Written task 1 |
In the Fluval FX5 thread, which Fluval series does turbomkt say caused problems with staying water tight?
Written task 2 |
Reproduce the stretch of the Fluval FX5 thread from "OK...I stopped at" through "of a filter.".
Written task 3 |
Continue the Fluval FX5 forum thread from where it stops.

# Fluval FX5



## turbomkt (Mar 31, 2004)

OK...I stopped at the lfs a couple days ago and they had two in their "new stuff" section. 

Pictures of a new lfs in Orange included a couple on the floor there.

So...anyone have one or seen one in action? It certainly looks like a monster of a filter.

Thanks,
Mike


----------



## bharada (Apr 17, 2004)

This guy has one on a 240g tank...

http://www.plantedtank.net/forums/232059-post28.htmlhttp://www.plantedtank.net/forums/swap-n-shop/28186-fs-e-tennelus.html


----------



## turbomkt (Mar 31, 2004)

It really impresses me as a better mousetrap from Fluval. The screw down lid must be a great way to get it water tight as I've had problems with Fluval 303 and 304 series in the past.

Excerpts from a layout annotation set |

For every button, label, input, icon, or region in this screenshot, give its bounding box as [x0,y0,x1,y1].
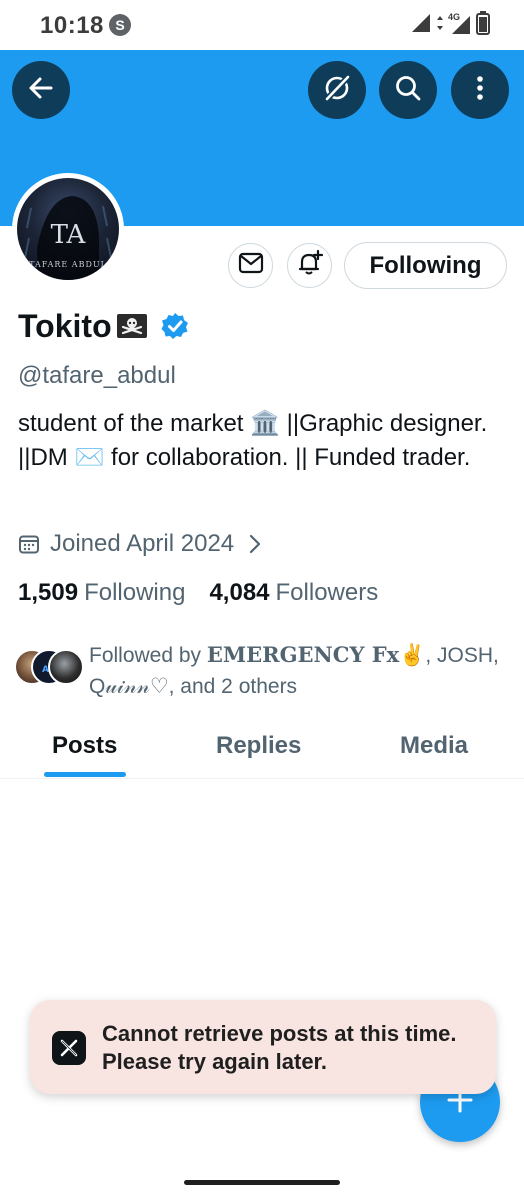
following-count: 1,509 [18,579,79,606]
follower-emoji-2: ♡ [149,675,169,698]
profile-tabs: Posts Replies Media [0,720,524,779]
joined-date-row[interactable]: Joined April 2024 [18,527,262,561]
profile-bio: student of the market 🏛️ ||Graphic desig… [18,407,498,475]
avatar-caption: TAFARE ABDUL [29,260,107,269]
calendar-icon [18,533,40,555]
status-bar: 10:18 S 4G [0,0,524,50]
following-stat[interactable]: 1,509 Following [18,579,185,607]
followed-by-prefix: Followed by [89,644,207,667]
status-time: 10:18 [40,12,104,39]
notifications-button[interactable] [287,243,332,288]
bio-emoji-envelope: ✉️ [74,444,105,471]
chevron-right-icon [248,533,262,555]
followed-by-suffix: , and 2 others [168,675,298,698]
x-logo-icon [52,1031,86,1065]
bell-plus-icon [296,249,324,282]
joined-date: Joined April 2024 [50,530,235,557]
display-name: Tokito [18,307,112,344]
followed-by-avatars[interactable]: AF [14,649,84,687]
grok-button[interactable] [308,61,366,119]
app-notification-icon: S [109,14,131,36]
wifi-signal-icon [410,12,432,39]
search-button[interactable] [379,61,437,119]
display-name-row: Tokito [18,306,190,346]
follower-name-2: Q𝓊𝒾𝓃𝓃 [89,675,150,698]
more-options-button[interactable] [451,61,509,119]
cell-signal-icon: 4G [448,12,472,36]
grok-icon [322,73,352,108]
error-toast[interactable]: Cannot retrieve posts at this time. Plea… [30,1000,496,1094]
pirate-flag-icon [114,311,150,341]
back-button[interactable] [12,61,70,119]
follower-name-1: 𝐄𝐌𝐄𝐑𝐆𝐄𝐍𝐂𝐘 𝐅𝐱 [206,642,400,667]
following-label: Following [84,579,186,606]
followed-by-separator: , JOSH, [425,644,499,667]
more-vertical-icon [475,74,485,107]
message-button[interactable] [228,243,273,288]
bio-text-3: for collaboration. || Funded trader. [104,444,471,471]
data-arrows-icon [436,12,444,39]
toast-message: Cannot retrieve posts at this time. Plea… [102,1021,457,1074]
bio-emoji-bank: 🏛️ [250,410,281,437]
search-icon [394,74,422,107]
battery-icon [476,10,490,40]
arrow-left-icon [27,74,55,107]
tab-media[interactable]: Media [400,732,468,760]
tab-posts[interactable]: Posts [52,732,117,760]
active-tab-indicator [44,772,126,777]
followers-label: Followers [275,579,379,606]
following-button[interactable]: Following [344,242,507,289]
gesture-nav-handle[interactable] [184,1180,340,1185]
followers-count: 4,084 [209,579,270,606]
tab-replies[interactable]: Replies [216,732,301,760]
profile-handle: @tafare_abdul [18,362,176,389]
mail-icon [238,252,264,279]
avatar-monogram: TA [50,220,86,250]
status-indicators: 4G [410,10,490,40]
follower-avatar [48,649,84,685]
bio-text-1: student of the market [18,410,251,437]
follow-stats: 1,509 Following 4,084 Followers [18,576,378,610]
followers-stat[interactable]: 4,084 Followers [209,579,378,607]
verified-badge-icon[interactable] [160,311,190,341]
profile-avatar[interactable]: TA TAFARE ABDUL [12,173,124,285]
followed-by-text[interactable]: Followed by 𝐄𝐌𝐄𝐑𝐆𝐄𝐍𝐂𝐘 𝐅𝐱✌️, JOSH, Q𝓊𝒾𝓃𝓃♡,… [89,639,509,702]
avatar-image: TA TAFARE ABDUL [17,178,119,280]
follower-emoji-1: ✌️ [399,644,426,667]
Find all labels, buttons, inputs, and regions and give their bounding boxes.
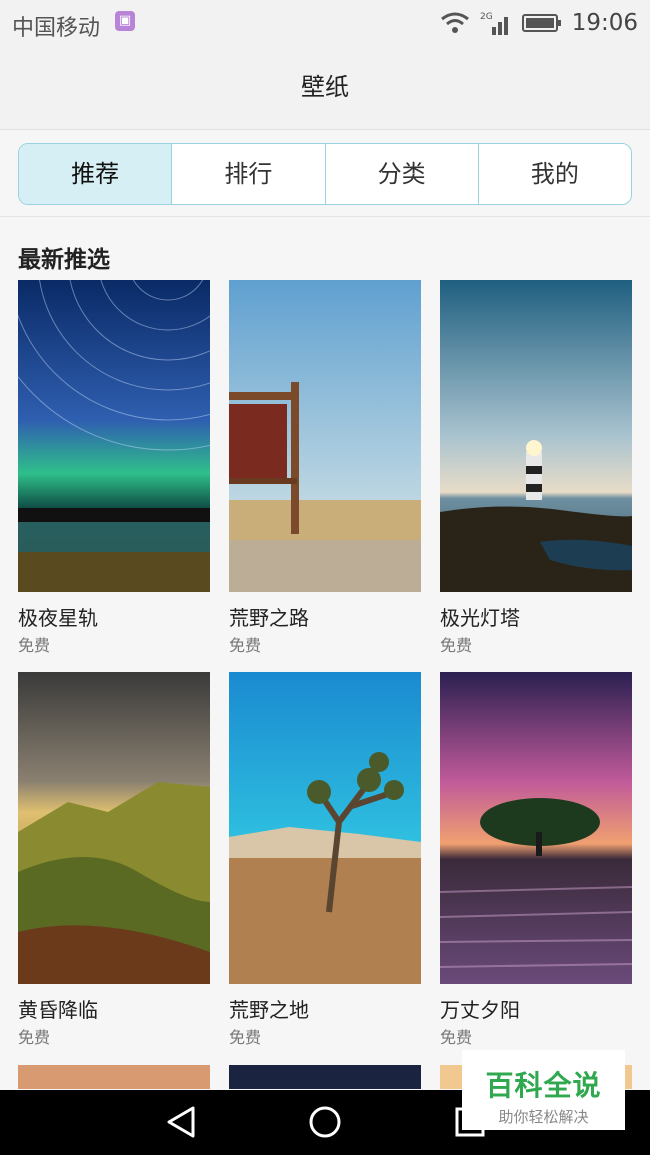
battery-icon xyxy=(521,14,561,32)
wallpaper-thumbnail-partial[interactable] xyxy=(18,1065,210,1089)
category-tabs: 推荐 排行 分类 我的 xyxy=(18,143,632,205)
wallpaper-thumbnail-partial[interactable] xyxy=(229,1065,421,1089)
wallpaper-card[interactable]: 荒野之路 免费 xyxy=(229,280,421,655)
gallery-notification-icon: ▣ xyxy=(115,11,135,31)
back-icon[interactable] xyxy=(163,1104,199,1140)
tab-ranking[interactable]: 排行 xyxy=(171,144,324,204)
wallpaper-thumbnail[interactable] xyxy=(229,672,421,984)
wallpaper-price: 免费 xyxy=(18,636,51,655)
wallpaper-price: 免费 xyxy=(18,1028,51,1047)
cellular-signal-icon: 2G xyxy=(480,12,508,35)
tab-recommended[interactable]: 推荐 xyxy=(19,144,172,204)
wallpaper-thumbnail[interactable] xyxy=(440,672,632,984)
wallpaper-name: 万丈夕阳 xyxy=(440,998,520,1022)
wallpaper-price: 免费 xyxy=(440,636,473,655)
wallpaper-thumbnail[interactable] xyxy=(18,280,210,592)
wallpaper-card[interactable]: 极夜星轨 免费 xyxy=(18,280,210,655)
wallpaper-price: 免费 xyxy=(229,636,262,655)
page-title: 壁纸 xyxy=(0,46,650,130)
wallpaper-price: 免费 xyxy=(229,1028,262,1047)
clock: 19:06 xyxy=(571,10,638,36)
wallpaper-thumbnail[interactable] xyxy=(229,280,421,592)
home-icon[interactable] xyxy=(307,1104,343,1140)
section-title: 最新推选 xyxy=(18,247,110,273)
wallpaper-name: 极夜星轨 xyxy=(18,606,98,630)
wallpaper-thumbnail[interactable] xyxy=(440,280,632,592)
wallpaper-name: 荒野之路 xyxy=(229,606,309,630)
wallpaper-card[interactable]: 黄昏降临 免费 xyxy=(18,672,210,1047)
carrier-name: 中国移动 xyxy=(12,16,101,41)
tab-categories[interactable]: 分类 xyxy=(324,144,478,204)
wallpaper-name: 黄昏降临 xyxy=(18,998,98,1022)
watermark: 百科全说 助你轻松解决 xyxy=(462,1050,625,1130)
wallpaper-card[interactable]: 万丈夕阳 免费 xyxy=(440,672,632,1047)
status-bar: 中国移动 ▣ 2G 19:06 xyxy=(0,0,650,46)
wallpaper-card[interactable]: 极光灯塔 免费 xyxy=(440,280,632,655)
watermark-subtitle: 助你轻松解决 xyxy=(498,1108,589,1126)
wallpaper-price: 免费 xyxy=(440,1028,473,1047)
wallpaper-name: 极光灯塔 xyxy=(440,606,520,630)
network-type-label: 2G xyxy=(480,12,493,22)
divider xyxy=(0,216,650,217)
wallpaper-thumbnail[interactable] xyxy=(18,672,210,984)
wallpaper-card[interactable]: 荒野之地 免费 xyxy=(229,672,421,1047)
wifi-icon xyxy=(440,12,469,33)
tab-mine[interactable]: 我的 xyxy=(477,144,631,204)
watermark-title: 百科全说 xyxy=(485,1069,602,1102)
wallpaper-name: 荒野之地 xyxy=(229,998,309,1022)
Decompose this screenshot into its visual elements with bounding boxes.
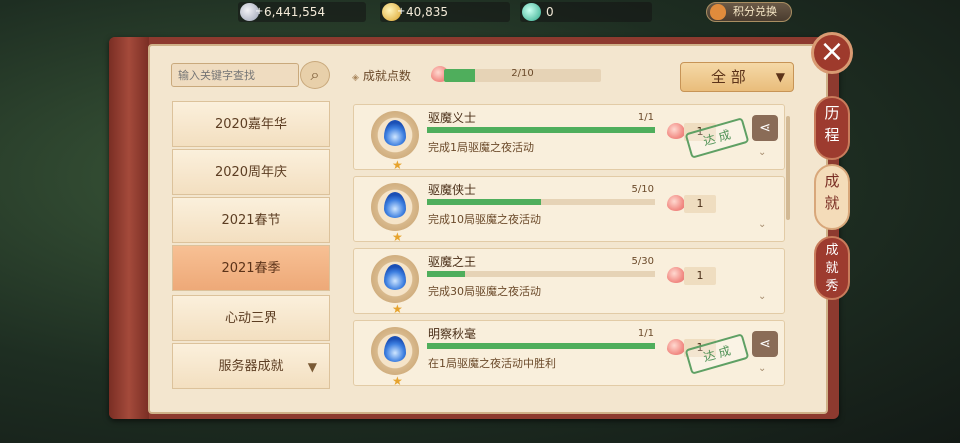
achievement-progress-fill [427, 199, 541, 205]
category-heartbeat-realms[interactable]: 心动三界 [172, 295, 330, 341]
tab-achievements-label: 成就 [824, 172, 840, 212]
tab-achievement-show-label: 成就秀 [825, 243, 839, 294]
jade-amount: 0 [546, 5, 554, 19]
silver-currency[interactable]: + 6,441,554 [238, 2, 366, 22]
achievement-desc: 完成1局驱魔之夜活动 [428, 141, 534, 154]
tab-achievements[interactable]: 成就 [814, 164, 850, 230]
points-exchange-button[interactable]: 积分兑换 [706, 2, 792, 22]
star-icon: ★ [392, 158, 403, 172]
tab-achievement-show[interactable]: 成就秀 [814, 236, 850, 300]
category-2021-spring-festival[interactable]: 2021春节 [172, 197, 330, 243]
blue-flame-icon [384, 264, 406, 290]
chevron-down-icon[interactable]: ⌄ [758, 147, 766, 158]
star-icon: ★ [392, 302, 403, 316]
achievement-progress-text: 1/1 [637, 112, 654, 123]
category-2020-carnival[interactable]: 2020嘉年华 [172, 101, 330, 147]
achievement-name: 驱魔侠士 [428, 183, 477, 197]
gold-currency[interactable]: + 40,835 [380, 2, 510, 22]
achievement-badge [371, 111, 419, 159]
jade-currency[interactable]: 0 [520, 2, 652, 22]
chevron-down-icon[interactable]: ⌄ [758, 291, 766, 302]
share-icon[interactable]: ⋖ [752, 331, 778, 357]
achievement-progress-fill [427, 343, 655, 349]
achievement-progress-bar [427, 127, 655, 133]
filter-dropdown[interactable]: 全 部 ▼ [680, 62, 794, 92]
tab-history[interactable]: 历程 [814, 96, 850, 160]
achievement-item[interactable]: ★ 驱魔义士 1/1 完成1局驱魔之夜活动 1 达 成 ⋖ ⌄ [353, 104, 785, 172]
peach-icon [667, 195, 685, 211]
achievement-item[interactable]: ★ 驱魔之王 5/30 完成30局驱魔之夜活动 1 ⌄ [353, 248, 785, 316]
list-scrollbar[interactable] [786, 116, 790, 220]
reward-count: 1 [684, 195, 716, 213]
search-icon[interactable]: ⌕ [300, 61, 330, 89]
blue-flame-icon [384, 336, 406, 362]
peach-icon [667, 267, 685, 283]
achievement-name: 驱魔之王 [428, 255, 477, 269]
category-2020-anniversary[interactable]: 2020周年庆 [172, 149, 330, 195]
peach-icon [667, 123, 685, 139]
chevron-down-icon: ▼ [775, 70, 785, 84]
silver-amount: 6,441,554 [264, 5, 326, 19]
category-server-achievements[interactable]: 服务器成就 ▼ [172, 343, 330, 389]
achievement-badge [371, 255, 419, 303]
achievement-name: 驱魔义士 [428, 111, 477, 125]
star-icon: ★ [392, 374, 403, 386]
points-progress-text: 2/10 [511, 68, 534, 79]
achievement-progress-fill [427, 271, 466, 277]
achievement-progress-bar [427, 199, 655, 205]
blue-flame-icon [384, 192, 406, 218]
peach-icon [667, 339, 685, 355]
achievement-item[interactable]: ★ 驱魔侠士 5/10 完成10局驱魔之夜活动 1 ⌄ [353, 176, 785, 244]
reward-count: 1 [684, 267, 716, 285]
tab-history-label: 历程 [824, 104, 840, 144]
achievement-desc: 在1局驱魔之夜活动中胜利 [428, 357, 556, 370]
plus-icon: + [255, 6, 264, 17]
category-server-label: 服务器成就 [218, 359, 284, 374]
gold-amount: 40,835 [406, 5, 448, 19]
share-icon[interactable]: ⋖ [752, 115, 778, 141]
category-2021-spring[interactable]: 2021春季 [172, 245, 330, 291]
achievement-progress-text: 5/30 [631, 256, 654, 267]
achievement-badge [371, 327, 419, 375]
money-bag-icon [710, 4, 726, 20]
points-label: ◈ 成就点数 [352, 69, 411, 83]
achievement-progress-bar [427, 271, 655, 277]
chevron-down-icon[interactable]: ⌄ [758, 363, 766, 374]
achievement-list[interactable]: ★ 驱魔义士 1/1 完成1局驱魔之夜活动 1 达 成 ⋖ ⌄ ★ 驱魔侠士 5… [353, 104, 785, 386]
achievement-progress-bar [427, 343, 655, 349]
close-icon[interactable]: × [811, 32, 853, 74]
achievement-badge [371, 183, 419, 231]
achievement-desc: 完成30局驱魔之夜活动 [428, 285, 541, 298]
book-spine [109, 37, 149, 419]
achievement-item[interactable]: ★ 明察秋毫 1/1 在1局驱魔之夜活动中胜利 1 达 成 ⋖ ⌄ [353, 320, 785, 386]
blue-flame-icon [384, 120, 406, 146]
achievement-desc: 完成10局驱魔之夜活动 [428, 213, 541, 226]
achievement-progress-fill [427, 127, 655, 133]
plus-icon: + [397, 6, 406, 17]
achievement-progress-text: 5/10 [631, 184, 654, 195]
search-input[interactable] [171, 63, 299, 87]
star-icon: ★ [392, 230, 403, 244]
chevron-down-icon[interactable]: ⌄ [758, 219, 766, 230]
jade-icon [522, 3, 541, 21]
achievement-progress-text: 1/1 [637, 328, 654, 339]
chevron-down-icon: ▼ [307, 360, 317, 374]
filter-label: 全 部 [711, 68, 746, 86]
points-exchange-label: 积分兑换 [733, 5, 777, 18]
achievement-name: 明察秋毫 [428, 327, 477, 341]
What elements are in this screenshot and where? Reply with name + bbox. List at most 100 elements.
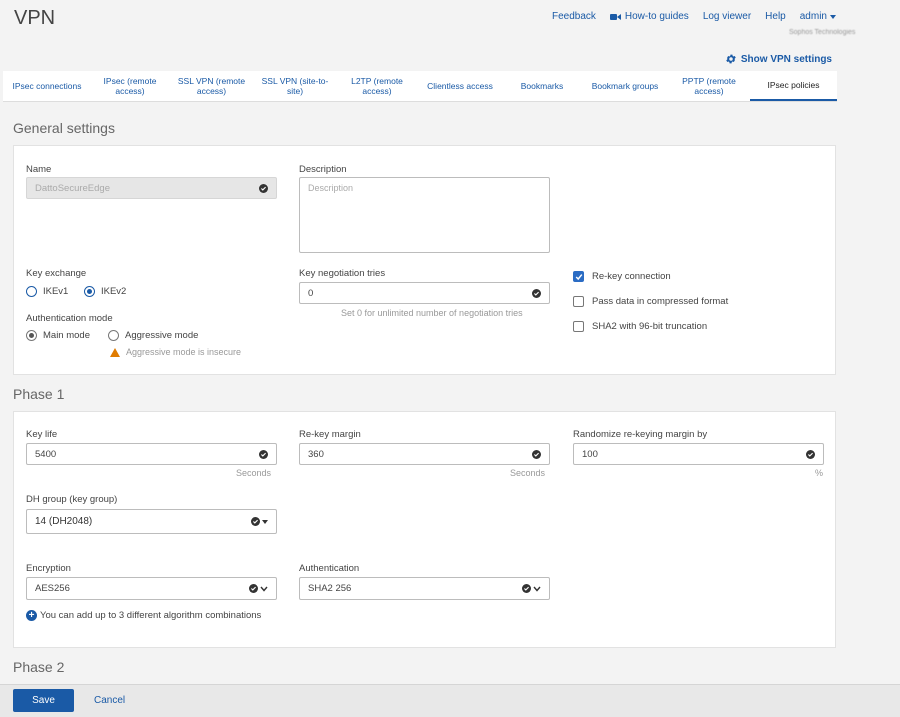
main-mode-label: Main mode [43,330,90,341]
tab-ipsec-remote-access[interactable]: IPsec (remote access) [91,71,169,101]
top-links: Feedback How-to guides Log viewer Help a… [552,11,836,22]
ikev2-label: IKEv2 [101,286,127,297]
aggressive-mode-label: Aggressive mode [125,330,199,341]
radio-button[interactable] [26,286,37,297]
chevron-down-icon [830,14,836,19]
authentication-value: SHA2 256 [308,583,352,594]
randomize-value: 100 [582,448,598,460]
radio-ikev1[interactable]: IKEv1 [26,286,68,297]
authentication-select[interactable]: SHA2 256 [299,577,550,600]
auth-mode-label: Authentication mode [26,313,113,324]
radio-main-mode[interactable]: Main mode [26,330,90,341]
checkbox[interactable] [573,321,584,332]
key-negotiation-field[interactable]: 0 [299,282,550,304]
save-button[interactable]: Save [13,689,74,712]
gear-icon [726,54,736,64]
section-title-phase1: Phase 1 [13,386,65,402]
radio-button-selected[interactable] [26,330,37,341]
log-viewer-link[interactable]: Log viewer [703,11,751,22]
key-life-unit: Seconds [236,468,272,478]
description-textarea[interactable]: Description [299,177,550,253]
add-algorithm-info-text: You can add up to 3 different algorithm … [40,610,262,621]
check-circle-icon [522,584,531,593]
check-circle-icon [251,517,260,526]
tab-ssl-vpn-site-to-site[interactable]: SSL VPN (site-to-site) [254,71,336,101]
name-field: DattoSecureEdge [26,177,277,199]
warning-icon [110,347,120,357]
help-link[interactable]: Help [765,11,786,22]
key-life-label: Key life [26,429,58,440]
tab-bar: IPsec connections IPsec (remote access) … [3,71,837,102]
radio-button-selected[interactable] [84,286,95,297]
show-vpn-settings-label: Show VPN settings [740,53,832,65]
name-label: Name [26,164,52,175]
cancel-button[interactable]: Cancel [94,695,125,706]
dh-group-label: DH group (key group) [26,494,118,505]
tab-ipsec-policies[interactable]: IPsec policies [750,71,837,101]
rekey-label: Re-key connection [592,271,671,282]
check-circle-icon [259,183,268,193]
checkbox[interactable] [573,296,584,307]
chevron-down-icon [262,519,268,524]
key-life-value: 5400 [35,448,57,460]
aggressive-warning: Aggressive mode is insecure [110,347,241,357]
check-circle-icon [259,449,268,459]
footer-bar [0,684,900,717]
ikev1-label: IKEv1 [43,286,69,297]
show-vpn-settings-link[interactable]: Show VPN settings [725,53,832,65]
tab-ipsec-connections[interactable]: IPsec connections [3,71,91,101]
dh-group-value: 14 (DH2048) [35,516,93,527]
randomize-unit: % [815,468,824,478]
add-algorithm-combination[interactable]: + You can add up to 3 different algorith… [26,610,261,621]
compress-label: Pass data in compressed format [592,296,729,307]
check-circle-icon [532,288,541,298]
compress-data-checkbox[interactable]: Pass data in compressed format [573,296,728,307]
encryption-value: AES256 [35,583,70,594]
radio-aggressive-mode[interactable]: Aggressive mode [108,330,198,341]
howto-guides-label: How-to guides [624,11,689,22]
video-camera-icon [609,13,621,20]
section-title-phase2: Phase 2 [13,659,65,675]
tab-bookmark-groups[interactable]: Bookmark groups [582,71,668,101]
feedback-link[interactable]: Feedback [552,11,596,22]
rekey-margin-label: Re-key margin [299,429,361,440]
tab-pptp-remote-access[interactable]: PPTP (remote access) [668,71,750,101]
tab-ssl-vpn-remote-access[interactable]: SSL VPN (remote access) [169,71,254,101]
key-negotiation-label: Key negotiation tries [299,268,386,279]
check-circle-icon [532,449,541,459]
randomize-field[interactable]: 100 [573,443,824,465]
rekey-margin-unit: Seconds [510,468,546,478]
key-negotiation-hint: Set 0 for unlimited number of negotiatio… [341,308,523,318]
radio-ikev2[interactable]: IKEv2 [84,286,126,297]
section-title-general: General settings [13,120,115,136]
sha2-truncation-checkbox[interactable]: SHA2 with 96-bit truncation [573,321,707,332]
check-circle-icon [249,584,258,593]
rekey-margin-field[interactable]: 360 [299,443,550,465]
key-life-field[interactable]: 5400 [26,443,277,465]
encryption-select[interactable]: AES256 [26,577,277,600]
key-exchange-label: Key exchange [26,268,87,279]
randomize-label: Randomize re-keying margin by [573,429,708,440]
rekey-margin-value: 360 [308,448,324,460]
checkbox-checked[interactable] [573,271,584,282]
dh-group-select[interactable]: 14 (DH2048) [26,509,277,534]
tab-l2tp-remote-access[interactable]: L2TP (remote access) [336,71,418,101]
organization-name: Sophos Technologies [789,29,856,36]
name-value: DattoSecureEdge [35,182,110,194]
check-circle-icon [806,449,815,459]
plus-circle-icon[interactable]: + [26,610,37,621]
key-negotiation-value: 0 [308,287,314,299]
howto-guides-link[interactable]: How-to guides [609,11,689,22]
chevron-down-icon [260,586,268,592]
rekey-connection-checkbox[interactable]: Re-key connection [573,271,671,282]
tab-bookmarks[interactable]: Bookmarks [502,71,582,101]
authentication-label: Authentication [299,563,360,574]
page-title: VPN [14,7,56,29]
chevron-down-icon [533,586,541,592]
radio-button[interactable] [108,330,119,341]
admin-label: admin [799,11,827,22]
admin-menu[interactable]: admin [800,11,836,22]
aggressive-warning-text: Aggressive mode is insecure [126,347,242,357]
encryption-label: Encryption [26,563,71,574]
tab-clientless-access[interactable]: Clientless access [418,71,502,101]
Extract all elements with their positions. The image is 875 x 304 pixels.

Output 1 |
The Fluval 303 and 304 series.

Output 2 |
OK...I stopped at the lfs a couple days ago and they had two in their "new stuff" section. 

Pictures of a new lfs in Orange included a couple on the floor there.

So...anyone have one or seen one in action? It certainly looks like a monster of a filter.

Output 3 |
----------



## tomas110011 (Jul 25, 2005)

I use a FX5 on my 6x2x2 tank and am very happy with it. The automatic start is fantastic for maintaince as it doesn't require any siphoning. 
The flow is also enormous for a cannister filter, something like 2000liters per hour

I also got a great deal on mine online $330 Australian dollars, I would be looking at well over $1000 for a similar performing Eheim.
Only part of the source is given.